>> START

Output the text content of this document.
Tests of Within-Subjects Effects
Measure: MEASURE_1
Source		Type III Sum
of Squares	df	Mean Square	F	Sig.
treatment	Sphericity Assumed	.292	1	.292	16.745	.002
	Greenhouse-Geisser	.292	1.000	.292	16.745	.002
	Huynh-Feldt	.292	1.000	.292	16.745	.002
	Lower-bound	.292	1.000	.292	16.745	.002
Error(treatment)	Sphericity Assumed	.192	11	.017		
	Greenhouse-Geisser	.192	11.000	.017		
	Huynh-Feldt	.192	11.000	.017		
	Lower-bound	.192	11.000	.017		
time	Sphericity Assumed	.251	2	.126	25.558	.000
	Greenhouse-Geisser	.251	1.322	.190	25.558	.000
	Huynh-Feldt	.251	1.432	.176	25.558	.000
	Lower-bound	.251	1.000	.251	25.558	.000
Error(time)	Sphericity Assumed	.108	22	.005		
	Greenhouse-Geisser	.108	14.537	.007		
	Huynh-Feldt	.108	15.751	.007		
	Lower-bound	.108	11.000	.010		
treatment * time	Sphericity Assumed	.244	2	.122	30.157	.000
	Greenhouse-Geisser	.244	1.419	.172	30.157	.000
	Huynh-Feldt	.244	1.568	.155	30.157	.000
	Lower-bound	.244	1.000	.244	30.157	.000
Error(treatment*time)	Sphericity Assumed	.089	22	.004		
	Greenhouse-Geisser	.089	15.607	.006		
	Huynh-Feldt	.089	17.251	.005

>> END

_TO BE DONE_
Return the whole listing exactly, with every line included.

_TASK SOLUTION_
Output the text content of this document.
Tests of Within-Subjects Effects
Measure: MEASURE_1
Source		Type III Sum
of Squares	df	Mean Square	F	Sig.
treatment	Sphericity Assumed	.292	1	.292	16.745	.002
	Greenhouse-Geisser	.292	1.000	.292	16.745	.002
	Huynh-Feldt	.292	1.000	.292	16.745	.002
	Lower-bound	.292	1.000	.292	16.745	.002
Error(treatment)	Sphericity Assumed	.192	11	.017		
	Greenhouse-Geisser	.192	11.000	.017		
	Huynh-Feldt	.192	11.000	.017		
	Lower-bound	.192	11.000	.017		
time	Sphericity Assumed	.251	2	.126	25.558	.000
	Greenhouse-Geisser	.251	1.322	.190	25.558	.000
	Huynh-Feldt	.251	1.432	.176	25.558	.000
	Lower-bound	.251	1.000	.251	25.558	.000
Error(time)	Sphericity Assumed	.108	22	.005		
	Greenhouse-Geisser	.108	14.537	.007		
	Huynh-Feldt	.108	15.751	.007		
	Lower-bound	.108	11.000	.010		
treatment * time	Sphericity Assumed	.244	2	.122	30.157	.000
	Greenhouse-Geisser	.244	1.419	.172	30.157	.000
	Huynh-Feldt	.244	1.568	.155	30.157	.000
	Lower-bound	.244	1.000	.244	30.157	.000
Error(treatment*time)	Sphericity Assumed	.089	22	.004		
	Greenhouse-Geisser	.089	15.607	.006		
	Huynh-Feldt	.089	17.251	.005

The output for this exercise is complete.